* [Problem]
Return the full listing character for character, without its pictures.
=== Section Start ===
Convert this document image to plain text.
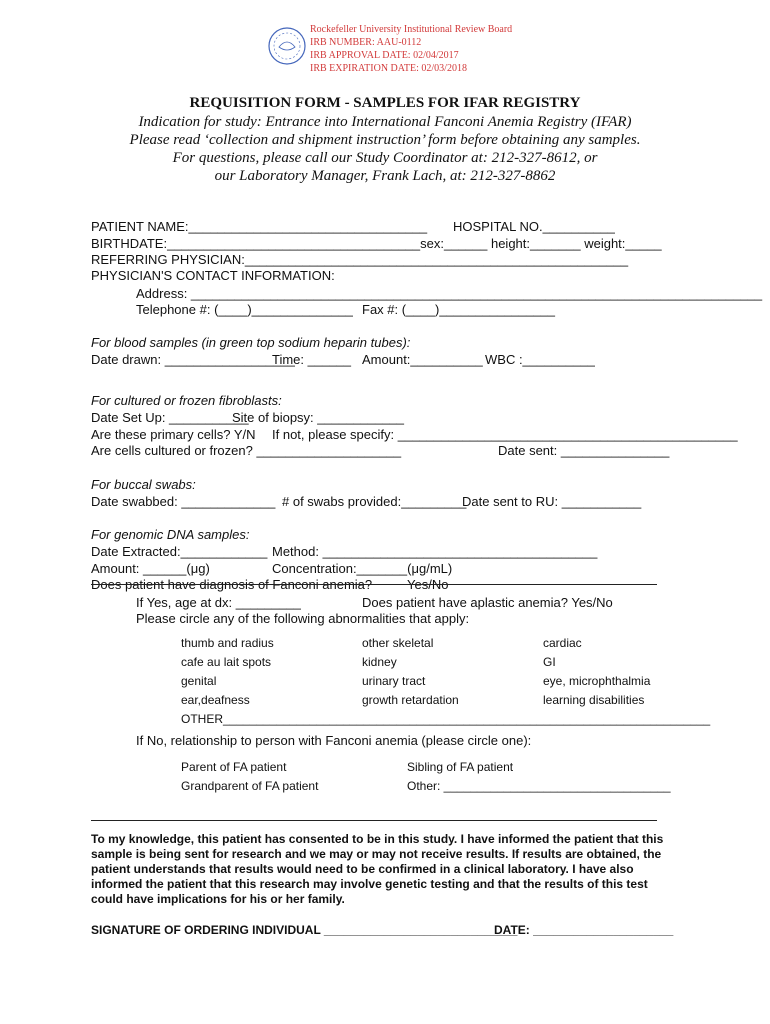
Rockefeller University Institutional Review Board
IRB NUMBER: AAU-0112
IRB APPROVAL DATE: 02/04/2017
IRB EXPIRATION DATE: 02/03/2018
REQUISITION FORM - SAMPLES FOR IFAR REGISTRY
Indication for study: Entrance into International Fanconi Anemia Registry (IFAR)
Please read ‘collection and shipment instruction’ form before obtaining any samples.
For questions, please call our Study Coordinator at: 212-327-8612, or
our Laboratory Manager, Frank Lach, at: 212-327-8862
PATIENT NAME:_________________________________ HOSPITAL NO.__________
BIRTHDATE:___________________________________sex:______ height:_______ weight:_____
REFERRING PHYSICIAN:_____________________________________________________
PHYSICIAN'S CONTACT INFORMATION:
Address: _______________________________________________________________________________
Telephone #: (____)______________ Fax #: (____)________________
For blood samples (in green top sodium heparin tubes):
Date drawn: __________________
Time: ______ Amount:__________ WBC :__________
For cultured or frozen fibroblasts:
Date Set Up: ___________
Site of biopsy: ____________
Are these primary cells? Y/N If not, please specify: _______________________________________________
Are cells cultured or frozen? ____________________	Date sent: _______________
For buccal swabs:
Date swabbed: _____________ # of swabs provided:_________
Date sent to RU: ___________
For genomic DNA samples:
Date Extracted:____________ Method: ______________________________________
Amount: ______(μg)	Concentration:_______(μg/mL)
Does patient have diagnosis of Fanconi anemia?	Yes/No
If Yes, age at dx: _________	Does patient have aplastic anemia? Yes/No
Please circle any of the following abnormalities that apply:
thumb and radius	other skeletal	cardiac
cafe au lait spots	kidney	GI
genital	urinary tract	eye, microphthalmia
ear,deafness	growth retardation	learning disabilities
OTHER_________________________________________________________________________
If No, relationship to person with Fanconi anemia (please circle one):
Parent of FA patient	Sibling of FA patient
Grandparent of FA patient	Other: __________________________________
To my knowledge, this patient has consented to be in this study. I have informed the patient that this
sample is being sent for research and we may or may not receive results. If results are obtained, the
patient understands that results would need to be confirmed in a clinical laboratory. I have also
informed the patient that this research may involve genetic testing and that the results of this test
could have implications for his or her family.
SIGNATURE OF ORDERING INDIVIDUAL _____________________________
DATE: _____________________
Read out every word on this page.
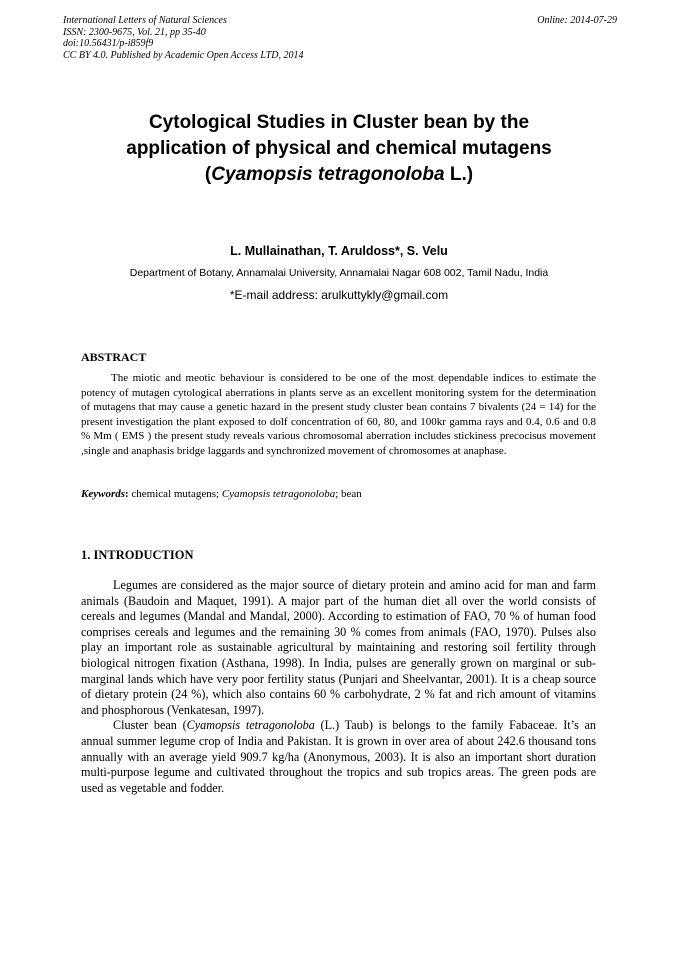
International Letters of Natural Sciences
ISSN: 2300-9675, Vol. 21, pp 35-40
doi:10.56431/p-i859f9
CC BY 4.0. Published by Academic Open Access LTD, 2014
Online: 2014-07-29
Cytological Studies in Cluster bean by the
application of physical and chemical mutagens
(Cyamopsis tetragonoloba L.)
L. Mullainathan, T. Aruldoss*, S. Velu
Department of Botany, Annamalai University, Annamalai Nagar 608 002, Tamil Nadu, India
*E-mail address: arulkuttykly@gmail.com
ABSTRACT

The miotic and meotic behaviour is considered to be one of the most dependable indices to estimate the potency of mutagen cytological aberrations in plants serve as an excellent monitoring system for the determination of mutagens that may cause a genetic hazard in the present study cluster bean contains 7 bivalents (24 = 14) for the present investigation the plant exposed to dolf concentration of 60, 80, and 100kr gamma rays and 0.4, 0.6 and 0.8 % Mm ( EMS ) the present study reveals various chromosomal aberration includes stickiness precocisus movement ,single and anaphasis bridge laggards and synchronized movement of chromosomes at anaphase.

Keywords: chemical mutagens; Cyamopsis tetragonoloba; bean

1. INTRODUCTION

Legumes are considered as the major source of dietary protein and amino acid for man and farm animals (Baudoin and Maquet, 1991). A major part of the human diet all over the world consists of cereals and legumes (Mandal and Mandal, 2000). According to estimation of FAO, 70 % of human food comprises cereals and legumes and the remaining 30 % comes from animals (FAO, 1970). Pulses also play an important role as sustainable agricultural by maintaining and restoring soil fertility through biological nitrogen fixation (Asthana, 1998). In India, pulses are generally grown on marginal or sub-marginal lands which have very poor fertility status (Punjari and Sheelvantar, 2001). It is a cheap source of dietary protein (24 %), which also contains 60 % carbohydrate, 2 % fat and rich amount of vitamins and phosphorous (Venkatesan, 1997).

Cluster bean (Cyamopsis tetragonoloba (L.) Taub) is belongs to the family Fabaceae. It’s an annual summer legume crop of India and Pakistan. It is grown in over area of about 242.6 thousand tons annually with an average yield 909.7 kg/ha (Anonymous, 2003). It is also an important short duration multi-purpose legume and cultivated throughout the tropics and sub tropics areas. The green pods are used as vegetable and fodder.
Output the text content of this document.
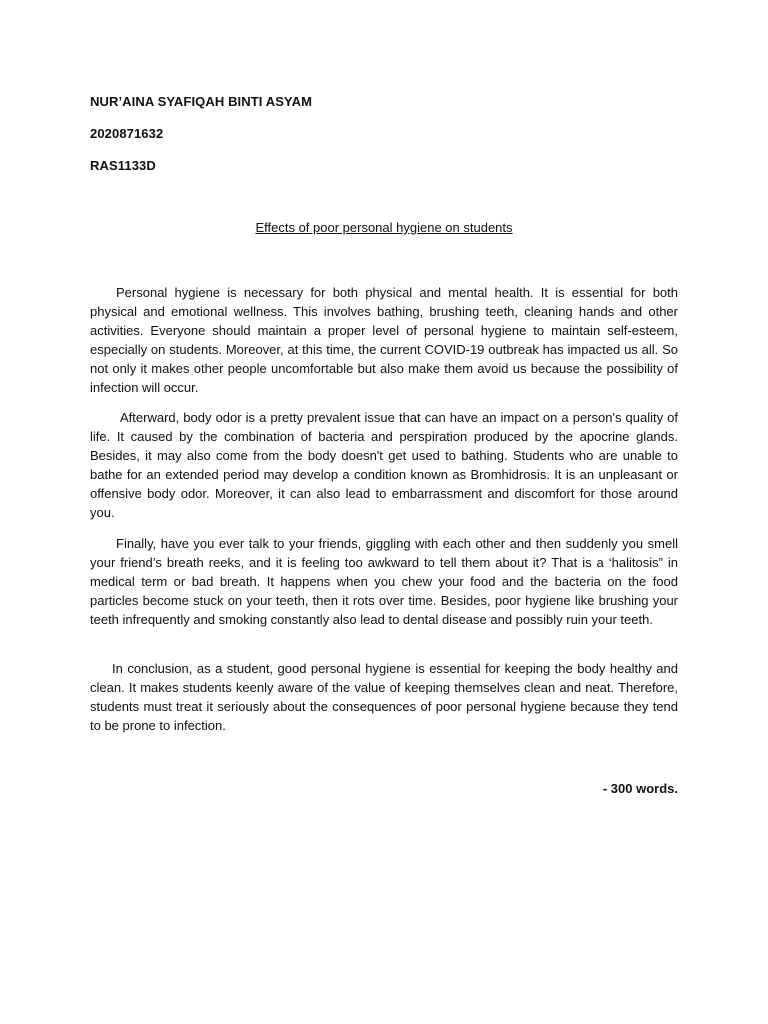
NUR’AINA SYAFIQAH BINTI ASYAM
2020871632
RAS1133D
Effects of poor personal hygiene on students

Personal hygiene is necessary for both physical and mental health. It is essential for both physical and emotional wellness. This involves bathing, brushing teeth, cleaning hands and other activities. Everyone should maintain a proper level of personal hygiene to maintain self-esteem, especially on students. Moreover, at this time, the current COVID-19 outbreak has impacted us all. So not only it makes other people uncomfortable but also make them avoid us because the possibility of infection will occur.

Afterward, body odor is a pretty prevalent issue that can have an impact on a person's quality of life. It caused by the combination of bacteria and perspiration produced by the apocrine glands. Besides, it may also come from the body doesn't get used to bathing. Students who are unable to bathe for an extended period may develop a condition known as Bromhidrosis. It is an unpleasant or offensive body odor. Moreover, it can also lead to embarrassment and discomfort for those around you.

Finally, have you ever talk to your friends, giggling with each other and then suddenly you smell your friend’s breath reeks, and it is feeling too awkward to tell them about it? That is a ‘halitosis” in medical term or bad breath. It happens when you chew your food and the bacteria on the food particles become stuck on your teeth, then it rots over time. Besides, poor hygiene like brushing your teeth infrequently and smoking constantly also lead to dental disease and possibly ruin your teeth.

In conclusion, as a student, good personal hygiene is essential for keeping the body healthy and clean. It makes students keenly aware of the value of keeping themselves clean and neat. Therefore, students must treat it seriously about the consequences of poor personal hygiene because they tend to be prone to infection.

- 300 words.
=== Section End ===
* [Solution]
Convert this document image to plain text.
Rockefeller University Institutional Review Board
IRB NUMBER: AAU-0112
IRB APPROVAL DATE: 02/04/2017
IRB EXPIRATION DATE: 02/03/2018
REQUISITION FORM - SAMPLES FOR IFAR REGISTRY
Indication for study: Entrance into International Fanconi Anemia Registry (IFAR)
Please read ‘collection and shipment instruction’ form before obtaining any samples.
For questions, please call our Study Coordinator at: 212-327-8612, or
our Laboratory Manager, Frank Lach, at: 212-327-8862
PATIENT NAME:_________________________________ HOSPITAL NO.__________
BIRTHDATE:___________________________________sex:______ height:_______ weight:_____
REFERRING PHYSICIAN:_____________________________________________________
PHYSICIAN'S CONTACT INFORMATION:
Address: _______________________________________________________________________________
Telephone #: (____)______________ Fax #: (____)________________
For blood samples (in green top sodium heparin tubes):
Date drawn: __________________
Time: ______ Amount:__________ WBC :__________
For cultured or frozen fibroblasts:
Date Set Up: ___________
Site of biopsy: ____________
Are these primary cells? Y/N If not, please specify: _______________________________________________
Are cells cultured or frozen? ____________________	Date sent: _______________
For buccal swabs:
Date swabbed: _____________ # of swabs provided:_________
Date sent to RU: ___________
For genomic DNA samples:
Date Extracted:____________ Method: ______________________________________
Amount: ______(μg)	Concentration:_______(μg/mL)
Does patient have diagnosis of Fanconi anemia?	Yes/No
If Yes, age at dx: _________	Does patient have aplastic anemia? Yes/No
Please circle any of the following abnormalities that apply:
thumb and radius	other skeletal	cardiac
cafe au lait spots	kidney	GI
genital	urinary tract	eye, microphthalmia
ear,deafness	growth retardation	learning disabilities
OTHER_________________________________________________________________________
If No, relationship to person with Fanconi anemia (please circle one):
Parent of FA patient	Sibling of FA patient
Grandparent of FA patient	Other: __________________________________
To my knowledge, this patient has consented to be in this study. I have informed the patient that this
sample is being sent for research and we may or may not receive results. If results are obtained, the
patient understands that results would need to be confirmed in a clinical laboratory. I have also
informed the patient that this research may involve genetic testing and that the results of this test
could have implications for his or her family.
SIGNATURE OF ORDERING INDIVIDUAL _____________________________
DATE: _____________________
Read out every word on this page.
International Letters of Natural Sciences
ISSN: 2300-9675, Vol. 21, pp 35-40
doi:10.56431/p-i859f9
CC BY 4.0. Published by Academic Open Access LTD, 2014
Online: 2014-07-29
Cytological Studies in Cluster bean by the
application of physical and chemical mutagens
(Cyamopsis tetragonoloba L.)
L. Mullainathan, T. Aruldoss*, S. Velu
Department of Botany, Annamalai University, Annamalai Nagar 608 002, Tamil Nadu, India
*E-mail address: arulkuttykly@gmail.com
ABSTRACT

The miotic and meotic behaviour is considered to be one of the most dependable indices to estimate the potency of mutagen cytological aberrations in plants serve as an excellent monitoring system for the determination of mutagens that may cause a genetic hazard in the present study cluster bean contains 7 bivalents (24 = 14) for the present investigation the plant exposed to dolf concentration of 60, 80, and 100kr gamma rays and 0.4, 0.6 and 0.8 % Mm ( EMS ) the present study reveals various chromosomal aberration includes stickiness precocisus movement ,single and anaphasis bridge laggards and synchronized movement of chromosomes at anaphase.

Keywords: chemical mutagens; Cyamopsis tetragonoloba; bean

1. INTRODUCTION

Legumes are considered as the major source of dietary protein and amino acid for man and farm animals (Baudoin and Maquet, 1991). A major part of the human diet all over the world consists of cereals and legumes (Mandal and Mandal, 2000). According to estimation of FAO, 70 % of human food comprises cereals and legumes and the remaining 30 % comes from animals (FAO, 1970). Pulses also play an important role as sustainable agricultural by maintaining and restoring soil fertility through biological nitrogen fixation (Asthana, 1998). In India, pulses are generally grown on marginal or sub-marginal lands which have very poor fertility status (Punjari and Sheelvantar, 2001). It is a cheap source of dietary protein (24 %), which also contains 60 % carbohydrate, 2 % fat and rich amount of vitamins and phosphorous (Venkatesan, 1997).

Cluster bean (Cyamopsis tetragonoloba (L.) Taub) is belongs to the family Fabaceae. It’s an annual summer legume crop of India and Pakistan. It is grown in over area of about 242.6 thousand tons annually with an average yield 909.7 kg/ha (Anonymous, 2003). It is also an important short duration multi-purpose legume and cultivated throughout the tropics and sub tropics areas. The green pods are used as vegetable and fodder.
Output the text content of this document.
NUR’AINA SYAFIQAH BINTI ASYAM
2020871632
RAS1133D
Effects of poor personal hygiene on students

Personal hygiene is necessary for both physical and mental health. It is essential for both physical and emotional wellness. This involves bathing, brushing teeth, cleaning hands and other activities. Everyone should maintain a proper level of personal hygiene to maintain self-esteem, especially on students. Moreover, at this time, the current COVID-19 outbreak has impacted us all. So not only it makes other people uncomfortable but also make them avoid us because the possibility of infection will occur.

Afterward, body odor is a pretty prevalent issue that can have an impact on a person's quality of life. It caused by the combination of bacteria and perspiration produced by the apocrine glands. Besides, it may also come from the body doesn't get used to bathing. Students who are unable to bathe for an extended period may develop a condition known as Bromhidrosis. It is an unpleasant or offensive body odor. Moreover, it can also lead to embarrassment and discomfort for those around you.

Finally, have you ever talk to your friends, giggling with each other and then suddenly you smell your friend’s breath reeks, and it is feeling too awkward to tell them about it? That is a ‘halitosis” in medical term or bad breath. It happens when you chew your food and the bacteria on the food particles become stuck on your teeth, then it rots over time. Besides, poor hygiene like brushing your teeth infrequently and smoking constantly also lead to dental disease and possibly ruin your teeth.

In conclusion, as a student, good personal hygiene is essential for keeping the body healthy and clean. It makes students keenly aware of the value of keeping themselves clean and neat. Therefore, students must treat it seriously about the consequences of poor personal hygiene because they tend to be prone to infection.

- 300 words.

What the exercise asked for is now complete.